GIVEN INSTRUCTION:
Your task is to repeat the entries exactly. Leave the pictures out.

Stored dataset items:
▼▼▼

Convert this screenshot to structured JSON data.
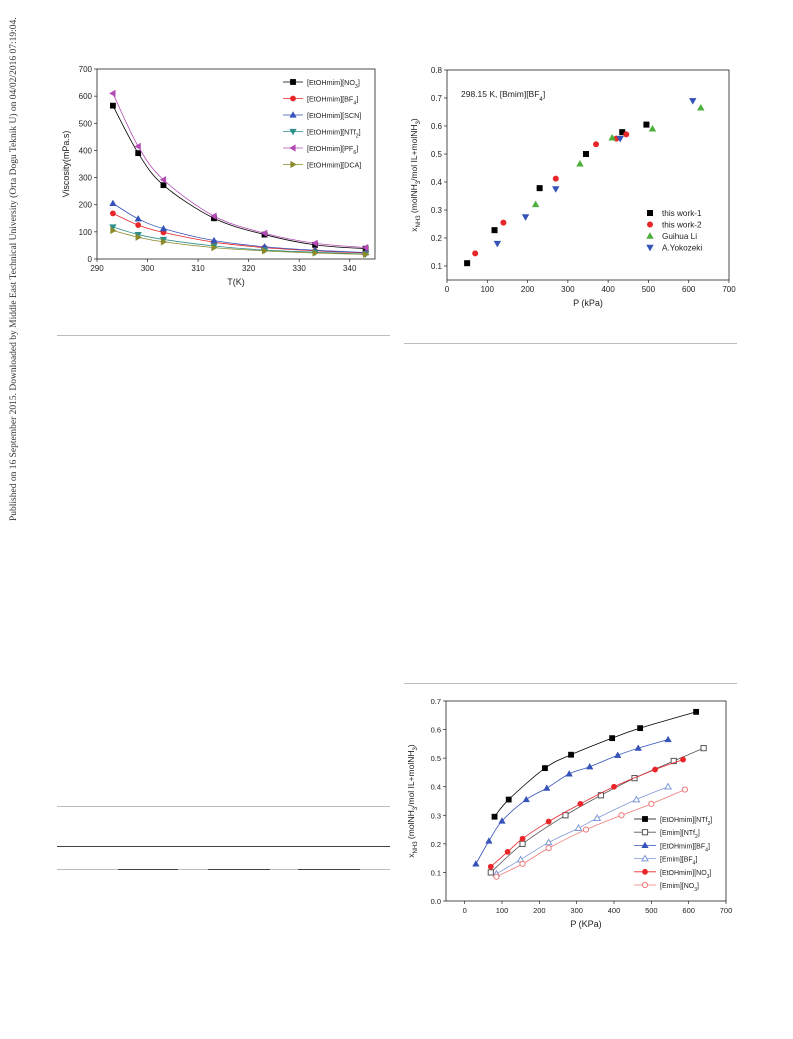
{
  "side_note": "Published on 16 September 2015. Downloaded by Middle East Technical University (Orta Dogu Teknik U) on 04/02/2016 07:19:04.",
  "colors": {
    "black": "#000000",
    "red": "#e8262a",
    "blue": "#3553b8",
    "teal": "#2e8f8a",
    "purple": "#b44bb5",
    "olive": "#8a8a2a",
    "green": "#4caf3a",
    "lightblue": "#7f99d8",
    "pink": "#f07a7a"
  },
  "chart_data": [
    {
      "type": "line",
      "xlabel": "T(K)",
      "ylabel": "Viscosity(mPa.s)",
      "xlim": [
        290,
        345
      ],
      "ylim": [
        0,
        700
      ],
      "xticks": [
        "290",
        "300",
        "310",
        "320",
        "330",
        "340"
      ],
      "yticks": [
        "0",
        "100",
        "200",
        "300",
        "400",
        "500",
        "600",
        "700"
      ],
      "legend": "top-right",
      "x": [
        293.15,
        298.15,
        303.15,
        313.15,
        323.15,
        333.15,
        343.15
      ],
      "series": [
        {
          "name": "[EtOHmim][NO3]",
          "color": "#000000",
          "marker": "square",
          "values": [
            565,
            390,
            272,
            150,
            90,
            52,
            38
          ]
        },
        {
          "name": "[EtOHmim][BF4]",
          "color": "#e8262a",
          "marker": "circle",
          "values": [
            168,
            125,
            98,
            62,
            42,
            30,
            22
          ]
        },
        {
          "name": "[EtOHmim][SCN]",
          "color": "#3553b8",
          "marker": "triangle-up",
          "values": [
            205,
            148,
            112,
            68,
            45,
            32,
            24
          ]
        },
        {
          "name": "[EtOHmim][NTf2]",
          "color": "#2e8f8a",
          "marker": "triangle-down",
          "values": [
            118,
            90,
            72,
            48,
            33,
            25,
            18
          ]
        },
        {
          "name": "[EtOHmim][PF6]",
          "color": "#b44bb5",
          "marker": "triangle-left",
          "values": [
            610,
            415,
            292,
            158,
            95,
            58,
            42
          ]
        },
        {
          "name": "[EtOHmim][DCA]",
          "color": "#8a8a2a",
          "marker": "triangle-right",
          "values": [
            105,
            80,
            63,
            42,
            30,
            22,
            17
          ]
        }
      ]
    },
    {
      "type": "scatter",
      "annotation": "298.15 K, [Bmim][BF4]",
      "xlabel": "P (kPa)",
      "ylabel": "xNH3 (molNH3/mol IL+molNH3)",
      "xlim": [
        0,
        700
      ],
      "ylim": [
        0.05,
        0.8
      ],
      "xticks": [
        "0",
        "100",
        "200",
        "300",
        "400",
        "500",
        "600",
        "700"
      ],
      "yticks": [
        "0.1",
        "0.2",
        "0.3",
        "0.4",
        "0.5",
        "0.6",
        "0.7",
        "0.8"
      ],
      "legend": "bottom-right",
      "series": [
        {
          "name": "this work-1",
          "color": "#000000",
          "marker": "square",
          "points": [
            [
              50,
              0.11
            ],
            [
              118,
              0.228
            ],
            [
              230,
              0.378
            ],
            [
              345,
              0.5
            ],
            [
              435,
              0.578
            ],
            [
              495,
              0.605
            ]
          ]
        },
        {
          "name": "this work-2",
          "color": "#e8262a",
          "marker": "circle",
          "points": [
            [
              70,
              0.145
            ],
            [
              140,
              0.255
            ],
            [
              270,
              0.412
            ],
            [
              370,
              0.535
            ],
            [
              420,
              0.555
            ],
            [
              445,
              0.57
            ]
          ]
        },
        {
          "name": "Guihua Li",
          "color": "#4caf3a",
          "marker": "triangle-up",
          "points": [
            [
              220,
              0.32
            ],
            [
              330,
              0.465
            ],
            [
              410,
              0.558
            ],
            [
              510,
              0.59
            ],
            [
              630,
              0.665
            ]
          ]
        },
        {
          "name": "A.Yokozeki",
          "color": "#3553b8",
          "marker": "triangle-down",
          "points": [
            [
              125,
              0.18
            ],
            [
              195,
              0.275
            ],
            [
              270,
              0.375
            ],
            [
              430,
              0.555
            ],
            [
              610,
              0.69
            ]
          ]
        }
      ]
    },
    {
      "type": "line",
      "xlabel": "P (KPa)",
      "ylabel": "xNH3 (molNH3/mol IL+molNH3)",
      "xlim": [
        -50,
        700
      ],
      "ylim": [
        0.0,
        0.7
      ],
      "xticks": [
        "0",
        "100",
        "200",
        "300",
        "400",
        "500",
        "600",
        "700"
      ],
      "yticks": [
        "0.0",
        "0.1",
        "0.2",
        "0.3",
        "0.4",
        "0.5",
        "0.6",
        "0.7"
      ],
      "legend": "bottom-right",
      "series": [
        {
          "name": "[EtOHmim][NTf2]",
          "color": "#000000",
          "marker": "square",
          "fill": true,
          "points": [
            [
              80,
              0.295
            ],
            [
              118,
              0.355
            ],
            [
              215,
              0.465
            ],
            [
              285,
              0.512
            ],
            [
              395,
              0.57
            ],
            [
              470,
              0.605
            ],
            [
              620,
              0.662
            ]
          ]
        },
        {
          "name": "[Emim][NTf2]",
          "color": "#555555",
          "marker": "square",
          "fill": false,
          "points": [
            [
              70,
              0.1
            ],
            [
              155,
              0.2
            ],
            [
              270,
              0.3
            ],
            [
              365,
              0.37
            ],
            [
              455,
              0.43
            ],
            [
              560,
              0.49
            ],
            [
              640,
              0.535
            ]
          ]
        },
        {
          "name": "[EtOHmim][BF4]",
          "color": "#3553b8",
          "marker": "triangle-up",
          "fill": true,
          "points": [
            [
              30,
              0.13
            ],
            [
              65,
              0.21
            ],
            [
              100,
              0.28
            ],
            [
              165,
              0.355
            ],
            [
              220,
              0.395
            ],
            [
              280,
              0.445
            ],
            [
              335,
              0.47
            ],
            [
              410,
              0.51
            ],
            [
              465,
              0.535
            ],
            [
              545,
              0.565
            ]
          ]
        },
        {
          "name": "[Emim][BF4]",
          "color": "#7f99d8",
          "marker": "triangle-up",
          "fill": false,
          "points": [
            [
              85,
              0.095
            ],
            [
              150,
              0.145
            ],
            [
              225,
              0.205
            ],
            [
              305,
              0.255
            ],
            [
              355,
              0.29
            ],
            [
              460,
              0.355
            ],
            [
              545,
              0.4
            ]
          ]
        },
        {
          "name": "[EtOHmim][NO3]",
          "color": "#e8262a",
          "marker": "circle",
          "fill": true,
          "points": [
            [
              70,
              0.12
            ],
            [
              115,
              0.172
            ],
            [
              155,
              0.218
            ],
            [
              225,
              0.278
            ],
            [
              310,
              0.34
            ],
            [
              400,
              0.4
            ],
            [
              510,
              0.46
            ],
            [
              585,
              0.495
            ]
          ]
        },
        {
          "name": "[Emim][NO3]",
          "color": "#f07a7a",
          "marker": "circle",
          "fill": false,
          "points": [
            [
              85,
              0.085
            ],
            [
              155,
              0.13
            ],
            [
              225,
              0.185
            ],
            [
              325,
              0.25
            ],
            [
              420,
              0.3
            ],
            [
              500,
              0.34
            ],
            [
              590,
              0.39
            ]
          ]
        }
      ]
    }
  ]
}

▲▲▲

OUTPUT FOR THIS EXERCISE:
Convert this screenshot to structured JSON data.
{
  "side_note": "Published on 16 September 2015. Downloaded by Middle East Technical University (Orta Dogu Teknik U) on 04/02/2016 07:19:04.",
  "colors": {
    "black": "#000000",
    "red": "#e8262a",
    "blue": "#3553b8",
    "teal": "#2e8f8a",
    "purple": "#b44bb5",
    "olive": "#8a8a2a",
    "green": "#4caf3a",
    "lightblue": "#7f99d8",
    "pink": "#f07a7a"
  },
  "chart_data": [
    {
      "type": "line",
      "xlabel": "T(K)",
      "ylabel": "Viscosity(mPa.s)",
      "xlim": [
        290,
        345
      ],
      "ylim": [
        0,
        700
      ],
      "xticks": [
        "290",
        "300",
        "310",
        "320",
        "330",
        "340"
      ],
      "yticks": [
        "0",
        "100",
        "200",
        "300",
        "400",
        "500",
        "600",
        "700"
      ],
      "legend": "top-right",
      "x": [
        293.15,
        298.15,
        303.15,
        313.15,
        323.15,
        333.15,
        343.15
      ],
      "series": [
        {
          "name": "[EtOHmim][NO3]",
          "color": "#000000",
          "marker": "square",
          "values": [
            565,
            390,
            272,
            150,
            90,
            52,
            38
          ]
        },
        {
          "name": "[EtOHmim][BF4]",
          "color": "#e8262a",
          "marker": "circle",
          "values": [
            168,
            125,
            98,
            62,
            42,
            30,
            22
          ]
        },
        {
          "name": "[EtOHmim][SCN]",
          "color": "#3553b8",
          "marker": "triangle-up",
          "values": [
            205,
            148,
            112,
            68,
            45,
            32,
            24
          ]
        },
        {
          "name": "[EtOHmim][NTf2]",
          "color": "#2e8f8a",
          "marker": "triangle-down",
          "values": [
            118,
            90,
            72,
            48,
            33,
            25,
            18
          ]
        },
        {
          "name": "[EtOHmim][PF6]",
          "color": "#b44bb5",
          "marker": "triangle-left",
          "values": [
            610,
            415,
            292,
            158,
            95,
            58,
            42
          ]
        },
        {
          "name": "[EtOHmim][DCA]",
          "color": "#8a8a2a",
          "marker": "triangle-right",
          "values": [
            105,
            80,
            63,
            42,
            30,
            22,
            17
          ]
        }
      ]
    },
    {
      "type": "scatter",
      "annotation": "298.15 K, [Bmim][BF4]",
      "xlabel": "P (kPa)",
      "ylabel": "xNH3 (molNH3/mol IL+molNH3)",
      "xlim": [
        0,
        700
      ],
      "ylim": [
        0.05,
        0.8
      ],
      "xticks": [
        "0",
        "100",
        "200",
        "300",
        "400",
        "500",
        "600",
        "700"
      ],
      "yticks": [
        "0.1",
        "0.2",
        "0.3",
        "0.4",
        "0.5",
        "0.6",
        "0.7",
        "0.8"
      ],
      "legend": "bottom-right",
      "series": [
        {
          "name": "this work-1",
          "color": "#000000",
          "marker": "square",
          "points": [
            [
              50,
              0.11
            ],
            [
              118,
              0.228
            ],
            [
              230,
              0.378
            ],
            [
              345,
              0.5
            ],
            [
              435,
              0.578
            ],
            [
              495,
              0.605
            ]
          ]
        },
        {
          "name": "this work-2",
          "color": "#e8262a",
          "marker": "circle",
          "points": [
            [
              70,
              0.145
            ],
            [
              140,
              0.255
            ],
            [
              270,
              0.412
            ],
            [
              370,
              0.535
            ],
            [
              420,
              0.555
            ],
            [
              445,
              0.57
            ]
          ]
        },
        {
          "name": "Guihua Li",
          "color": "#4caf3a",
          "marker": "triangle-up",
          "points": [
            [
              220,
              0.32
            ],
            [
              330,
              0.465
            ],
            [
              410,
              0.558
            ],
            [
              510,
              0.59
            ],
            [
              630,
              0.665
            ]
          ]
        },
        {
          "name": "A.Yokozeki",
          "color": "#3553b8",
          "marker": "triangle-down",
          "points": [
            [
              125,
              0.18
            ],
            [
              195,
              0.275
            ],
            [
              270,
              0.375
            ],
            [
              430,
              0.555
            ],
            [
              610,
              0.69
            ]
          ]
        }
      ]
    },
    {
      "type": "line",
      "xlabel": "P (KPa)",
      "ylabel": "xNH3 (molNH3/mol IL+molNH3)",
      "xlim": [
        -50,
        700
      ],
      "ylim": [
        0.0,
        0.7
      ],
      "xticks": [
        "0",
        "100",
        "200",
        "300",
        "400",
        "500",
        "600",
        "700"
      ],
      "yticks": [
        "0.0",
        "0.1",
        "0.2",
        "0.3",
        "0.4",
        "0.5",
        "0.6",
        "0.7"
      ],
      "legend": "bottom-right",
      "series": [
        {
          "name": "[EtOHmim][NTf2]",
          "color": "#000000",
          "marker": "square",
          "fill": true,
          "points": [
            [
              80,
              0.295
            ],
            [
              118,
              0.355
            ],
            [
              215,
              0.465
            ],
            [
              285,
              0.512
            ],
            [
              395,
              0.57
            ],
            [
              470,
              0.605
            ],
            [
              620,
              0.662
            ]
          ]
        },
        {
          "name": "[Emim][NTf2]",
          "color": "#555555",
          "marker": "square",
          "fill": false,
          "points": [
            [
              70,
              0.1
            ],
            [
              155,
              0.2
            ],
            [
              270,
              0.3
            ],
            [
              365,
              0.37
            ],
            [
              455,
              0.43
            ],
            [
              560,
              0.49
            ],
            [
              640,
              0.535
            ]
          ]
        },
        {
          "name": "[EtOHmim][BF4]",
          "color": "#3553b8",
          "marker": "triangle-up",
          "fill": true,
          "points": [
            [
              30,
              0.13
            ],
            [
              65,
              0.21
            ],
            [
              100,
              0.28
            ],
            [
              165,
              0.355
            ],
            [
              220,
              0.395
            ],
            [
              280,
              0.445
            ],
            [
              335,
              0.47
            ],
            [
              410,
              0.51
            ],
            [
              465,
              0.535
            ],
            [
              545,
              0.565
            ]
          ]
        },
        {
          "name": "[Emim][BF4]",
          "color": "#7f99d8",
          "marker": "triangle-up",
          "fill": false,
          "points": [
            [
              85,
              0.095
            ],
            [
              150,
              0.145
            ],
            [
              225,
              0.205
            ],
            [
              305,
              0.255
            ],
            [
              355,
              0.29
            ],
            [
              460,
              0.355
            ],
            [
              545,
              0.4
            ]
          ]
        },
        {
          "name": "[EtOHmim][NO3]",
          "color": "#e8262a",
          "marker": "circle",
          "fill": true,
          "points": [
            [
              70,
              0.12
            ],
            [
              115,
              0.172
            ],
            [
              155,
              0.218
            ],
            [
              225,
              0.278
            ],
            [
              310,
              0.34
            ],
            [
              400,
              0.4
            ],
            [
              510,
              0.46
            ],
            [
              585,
              0.495
            ]
          ]
        },
        {
          "name": "[Emim][NO3]",
          "color": "#f07a7a",
          "marker": "circle",
          "fill": false,
          "points": [
            [
              85,
              0.085
            ],
            [
              155,
              0.13
            ],
            [
              225,
              0.185
            ],
            [
              325,
              0.25
            ],
            [
              420,
              0.3
            ],
            [
              500,
              0.34
            ],
            [
              590,
              0.39
            ]
          ]
        }
      ]
    }
  ]
}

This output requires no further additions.